- **What you should do**
All entries are to be quoted exactly; the images stay out of the copy.

- **Records to use**
>> Begin

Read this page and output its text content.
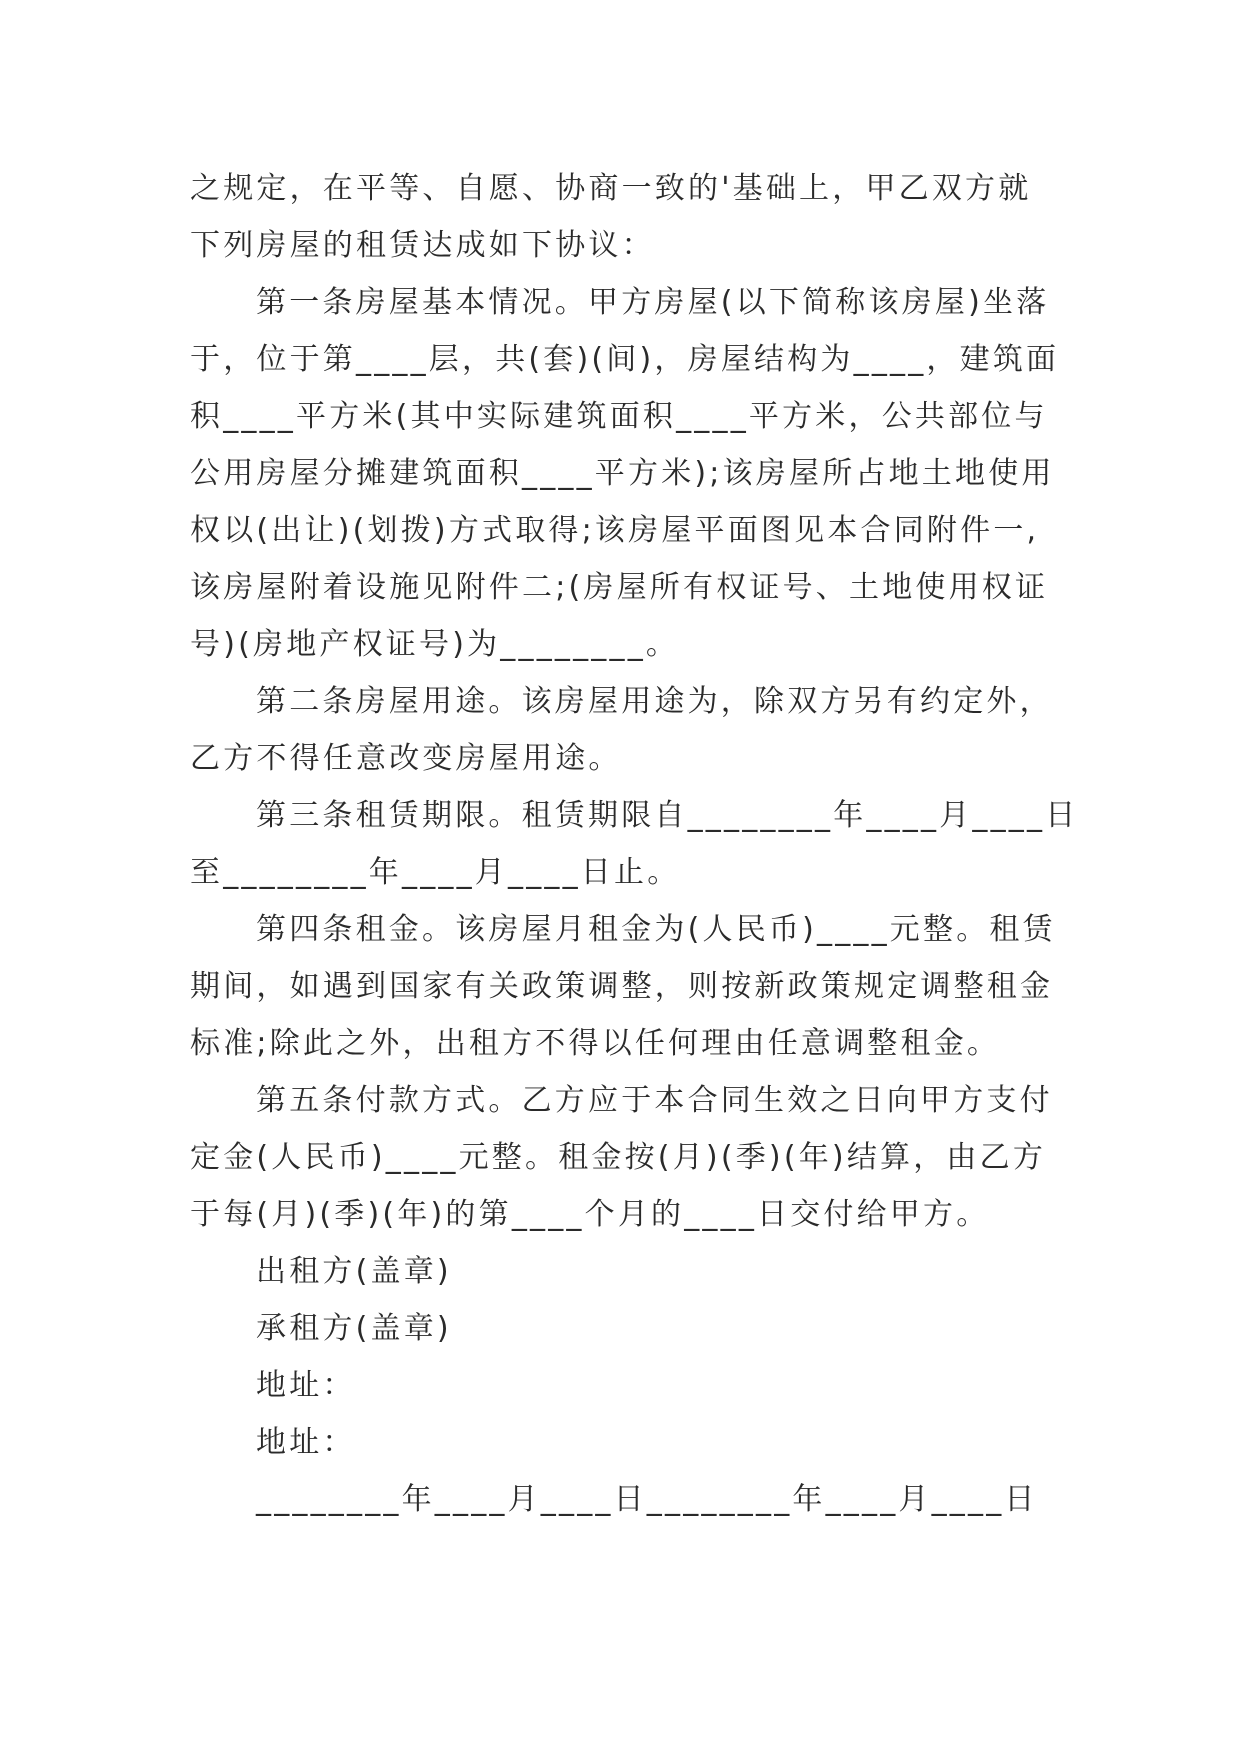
之规定，在平等、自愿、协商一致的'基础上，甲乙双方就
下列房屋的租赁达成如下协议：
第一条房屋基本情况。甲方房屋(以下简称该房屋)坐落
于，位于第____层，共(套)(间)，房屋结构为____，建筑面
积____平方米(其中实际建筑面积____平方米，公共部位与
公用房屋分摊建筑面积____平方米);该房屋所占地土地使用
权以(出让)(划拨)方式取得;该房屋平面图见本合同附件一,
该房屋附着设施见附件二;(房屋所有权证号、土地使用权证
号)(房地产权证号)为________。
第二条房屋用途。该房屋用途为，除双方另有约定外，
乙方不得任意改变房屋用途。
第三条租赁期限。租赁期限自________年____月____日
至________年____月____日止。
第四条租金。该房屋月租金为(人民币)____元整。租赁
期间，如遇到国家有关政策调整，则按新政策规定调整租金
标准;除此之外，出租方不得以任何理由任意调整租金。
第五条付款方式。乙方应于本合同生效之日向甲方支付
定金(人民币)____元整。租金按(月)(季)(年)结算，由乙方
于每(月)(季)(年)的第____个月的____日交付给甲方。

出租方(盖章)

承租方(盖章)

地址：

地址：

________年____月____日________年____月____日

>> End

- **Exercise response**
Read this page and output its text content.
之规定，在平等、自愿、协商一致的'基础上，甲乙双方就
下列房屋的租赁达成如下协议：
第一条房屋基本情况。甲方房屋(以下简称该房屋)坐落
于，位于第____层，共(套)(间)，房屋结构为____，建筑面
积____平方米(其中实际建筑面积____平方米，公共部位与
公用房屋分摊建筑面积____平方米);该房屋所占地土地使用
权以(出让)(划拨)方式取得;该房屋平面图见本合同附件一,
该房屋附着设施见附件二;(房屋所有权证号、土地使用权证
号)(房地产权证号)为________。
第二条房屋用途。该房屋用途为，除双方另有约定外，
乙方不得任意改变房屋用途。
第三条租赁期限。租赁期限自________年____月____日
至________年____月____日止。
第四条租金。该房屋月租金为(人民币)____元整。租赁
期间，如遇到国家有关政策调整，则按新政策规定调整租金
标准;除此之外，出租方不得以任何理由任意调整租金。
第五条付款方式。乙方应于本合同生效之日向甲方支付
定金(人民币)____元整。租金按(月)(季)(年)结算，由乙方
于每(月)(季)(年)的第____个月的____日交付给甲方。

出租方(盖章)

承租方(盖章)

地址：

地址：

________年____月____日________年____月____日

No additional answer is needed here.